— begin Supplied entries —

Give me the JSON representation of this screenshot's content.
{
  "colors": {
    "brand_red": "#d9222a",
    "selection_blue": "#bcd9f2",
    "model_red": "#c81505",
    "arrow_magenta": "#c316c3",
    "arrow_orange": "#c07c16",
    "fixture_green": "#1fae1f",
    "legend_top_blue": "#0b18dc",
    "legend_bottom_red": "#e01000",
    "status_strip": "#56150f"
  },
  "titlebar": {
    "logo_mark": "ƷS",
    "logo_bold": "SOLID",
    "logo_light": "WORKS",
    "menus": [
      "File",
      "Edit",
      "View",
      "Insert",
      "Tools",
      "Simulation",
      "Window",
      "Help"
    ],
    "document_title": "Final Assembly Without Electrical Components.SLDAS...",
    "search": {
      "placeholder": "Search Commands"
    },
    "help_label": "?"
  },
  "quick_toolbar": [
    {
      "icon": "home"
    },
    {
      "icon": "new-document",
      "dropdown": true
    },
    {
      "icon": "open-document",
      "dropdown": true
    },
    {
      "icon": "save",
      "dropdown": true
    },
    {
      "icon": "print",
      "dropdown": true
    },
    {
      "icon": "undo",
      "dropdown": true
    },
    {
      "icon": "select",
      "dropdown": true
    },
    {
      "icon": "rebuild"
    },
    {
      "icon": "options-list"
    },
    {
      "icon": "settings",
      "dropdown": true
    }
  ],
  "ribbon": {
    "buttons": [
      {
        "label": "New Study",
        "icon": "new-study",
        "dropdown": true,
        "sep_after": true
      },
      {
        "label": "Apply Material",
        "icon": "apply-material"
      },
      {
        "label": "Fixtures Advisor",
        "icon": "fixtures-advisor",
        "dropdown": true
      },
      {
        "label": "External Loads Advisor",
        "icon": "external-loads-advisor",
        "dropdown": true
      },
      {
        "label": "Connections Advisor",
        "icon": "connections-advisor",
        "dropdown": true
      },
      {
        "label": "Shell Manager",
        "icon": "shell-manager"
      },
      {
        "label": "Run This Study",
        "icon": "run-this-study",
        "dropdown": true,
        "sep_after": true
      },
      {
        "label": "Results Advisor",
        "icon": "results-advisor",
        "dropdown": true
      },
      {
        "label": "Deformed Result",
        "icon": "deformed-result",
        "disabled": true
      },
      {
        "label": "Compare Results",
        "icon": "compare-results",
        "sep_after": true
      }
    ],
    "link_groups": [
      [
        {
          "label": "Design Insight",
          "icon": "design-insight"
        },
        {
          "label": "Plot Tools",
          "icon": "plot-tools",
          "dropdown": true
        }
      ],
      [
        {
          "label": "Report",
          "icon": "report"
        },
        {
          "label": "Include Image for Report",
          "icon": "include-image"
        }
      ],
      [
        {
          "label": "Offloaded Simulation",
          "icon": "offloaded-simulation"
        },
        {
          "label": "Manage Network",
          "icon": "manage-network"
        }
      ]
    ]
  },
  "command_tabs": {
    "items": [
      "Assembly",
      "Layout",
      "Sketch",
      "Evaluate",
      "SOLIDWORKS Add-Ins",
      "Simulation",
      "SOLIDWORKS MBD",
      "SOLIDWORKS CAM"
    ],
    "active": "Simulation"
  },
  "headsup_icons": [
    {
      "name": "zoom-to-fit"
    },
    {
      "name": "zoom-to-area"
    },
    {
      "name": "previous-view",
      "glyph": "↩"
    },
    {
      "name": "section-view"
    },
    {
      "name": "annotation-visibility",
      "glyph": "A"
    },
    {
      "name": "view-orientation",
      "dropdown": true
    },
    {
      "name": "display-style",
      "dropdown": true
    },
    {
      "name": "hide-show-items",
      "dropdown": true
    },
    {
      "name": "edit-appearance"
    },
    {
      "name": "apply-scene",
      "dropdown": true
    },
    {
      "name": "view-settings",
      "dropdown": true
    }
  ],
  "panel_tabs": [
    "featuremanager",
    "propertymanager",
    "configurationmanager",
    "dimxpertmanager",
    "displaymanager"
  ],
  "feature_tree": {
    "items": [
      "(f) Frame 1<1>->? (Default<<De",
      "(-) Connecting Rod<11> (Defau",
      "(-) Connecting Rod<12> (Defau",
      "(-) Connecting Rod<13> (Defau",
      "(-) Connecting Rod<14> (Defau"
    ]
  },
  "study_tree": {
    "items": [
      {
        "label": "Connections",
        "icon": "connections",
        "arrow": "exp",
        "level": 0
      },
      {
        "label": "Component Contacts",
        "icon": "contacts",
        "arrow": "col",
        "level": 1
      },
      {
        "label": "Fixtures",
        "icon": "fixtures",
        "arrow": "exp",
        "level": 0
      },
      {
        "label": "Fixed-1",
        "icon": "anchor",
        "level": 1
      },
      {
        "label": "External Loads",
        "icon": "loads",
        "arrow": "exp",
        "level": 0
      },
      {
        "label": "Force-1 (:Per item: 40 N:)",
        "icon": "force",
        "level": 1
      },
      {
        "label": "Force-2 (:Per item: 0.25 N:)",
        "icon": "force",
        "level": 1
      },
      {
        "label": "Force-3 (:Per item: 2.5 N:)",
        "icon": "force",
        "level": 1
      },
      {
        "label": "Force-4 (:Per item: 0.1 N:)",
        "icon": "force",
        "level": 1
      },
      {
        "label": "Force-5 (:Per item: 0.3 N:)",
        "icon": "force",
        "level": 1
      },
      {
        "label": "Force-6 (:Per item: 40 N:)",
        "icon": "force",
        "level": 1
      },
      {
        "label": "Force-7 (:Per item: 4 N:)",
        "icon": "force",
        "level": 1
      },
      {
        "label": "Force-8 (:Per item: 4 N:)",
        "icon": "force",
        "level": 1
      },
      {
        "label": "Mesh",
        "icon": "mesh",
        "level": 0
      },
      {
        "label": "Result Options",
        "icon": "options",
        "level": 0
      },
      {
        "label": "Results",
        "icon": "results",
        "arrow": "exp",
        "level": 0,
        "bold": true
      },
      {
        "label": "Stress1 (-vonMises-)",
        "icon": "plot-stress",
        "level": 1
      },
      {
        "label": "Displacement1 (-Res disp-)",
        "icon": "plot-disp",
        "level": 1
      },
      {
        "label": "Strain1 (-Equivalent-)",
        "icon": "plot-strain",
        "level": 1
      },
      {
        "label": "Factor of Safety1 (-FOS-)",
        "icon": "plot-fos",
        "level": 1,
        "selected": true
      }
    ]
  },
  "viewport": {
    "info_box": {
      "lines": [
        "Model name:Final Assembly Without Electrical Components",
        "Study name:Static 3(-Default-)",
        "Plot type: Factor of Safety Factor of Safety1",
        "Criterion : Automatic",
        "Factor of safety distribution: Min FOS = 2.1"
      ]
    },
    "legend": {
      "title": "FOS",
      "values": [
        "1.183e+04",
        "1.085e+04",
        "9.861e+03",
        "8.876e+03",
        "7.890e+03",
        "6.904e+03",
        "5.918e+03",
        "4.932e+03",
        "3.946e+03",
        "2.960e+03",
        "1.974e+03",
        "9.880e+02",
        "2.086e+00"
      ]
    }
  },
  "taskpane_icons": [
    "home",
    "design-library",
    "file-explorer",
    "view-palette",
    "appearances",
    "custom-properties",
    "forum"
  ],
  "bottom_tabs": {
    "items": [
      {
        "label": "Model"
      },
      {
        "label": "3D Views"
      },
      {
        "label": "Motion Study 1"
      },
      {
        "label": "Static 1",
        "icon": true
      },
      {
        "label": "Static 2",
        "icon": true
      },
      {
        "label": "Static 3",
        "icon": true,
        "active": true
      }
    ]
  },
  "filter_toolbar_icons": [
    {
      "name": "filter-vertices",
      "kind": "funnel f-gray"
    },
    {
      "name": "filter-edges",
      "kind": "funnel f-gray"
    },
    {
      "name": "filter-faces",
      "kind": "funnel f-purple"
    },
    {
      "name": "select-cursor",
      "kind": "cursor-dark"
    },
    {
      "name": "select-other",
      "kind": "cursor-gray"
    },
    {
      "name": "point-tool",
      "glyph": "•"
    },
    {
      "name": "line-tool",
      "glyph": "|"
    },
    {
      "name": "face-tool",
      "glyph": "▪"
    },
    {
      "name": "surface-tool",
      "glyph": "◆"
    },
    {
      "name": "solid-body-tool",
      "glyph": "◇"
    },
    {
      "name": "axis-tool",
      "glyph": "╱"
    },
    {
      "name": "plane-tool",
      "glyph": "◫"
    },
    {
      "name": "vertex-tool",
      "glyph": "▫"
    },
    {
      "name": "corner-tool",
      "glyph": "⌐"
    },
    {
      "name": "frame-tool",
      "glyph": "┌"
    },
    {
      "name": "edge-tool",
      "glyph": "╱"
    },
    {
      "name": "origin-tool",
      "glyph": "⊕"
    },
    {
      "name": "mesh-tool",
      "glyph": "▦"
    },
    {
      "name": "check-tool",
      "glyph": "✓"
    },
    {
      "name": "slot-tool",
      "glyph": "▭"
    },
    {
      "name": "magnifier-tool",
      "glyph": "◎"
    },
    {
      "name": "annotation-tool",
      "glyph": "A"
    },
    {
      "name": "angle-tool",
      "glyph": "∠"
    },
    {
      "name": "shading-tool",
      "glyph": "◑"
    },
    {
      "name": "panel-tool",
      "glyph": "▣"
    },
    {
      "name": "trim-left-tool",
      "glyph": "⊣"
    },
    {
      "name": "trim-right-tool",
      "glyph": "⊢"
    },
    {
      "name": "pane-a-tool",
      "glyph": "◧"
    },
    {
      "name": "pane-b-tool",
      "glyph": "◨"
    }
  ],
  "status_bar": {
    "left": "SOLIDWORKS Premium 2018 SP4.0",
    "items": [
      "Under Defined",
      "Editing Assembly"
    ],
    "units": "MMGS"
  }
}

— end Supplied entries —

| Task to complete |
Every line of the records that includes the word "Final" should be gathered.

| Result of this task |
    "document_title": "Final Assembly Without Electrical Components.SLDAS...",
        "Model name:Final Assembly Without Electrical Components",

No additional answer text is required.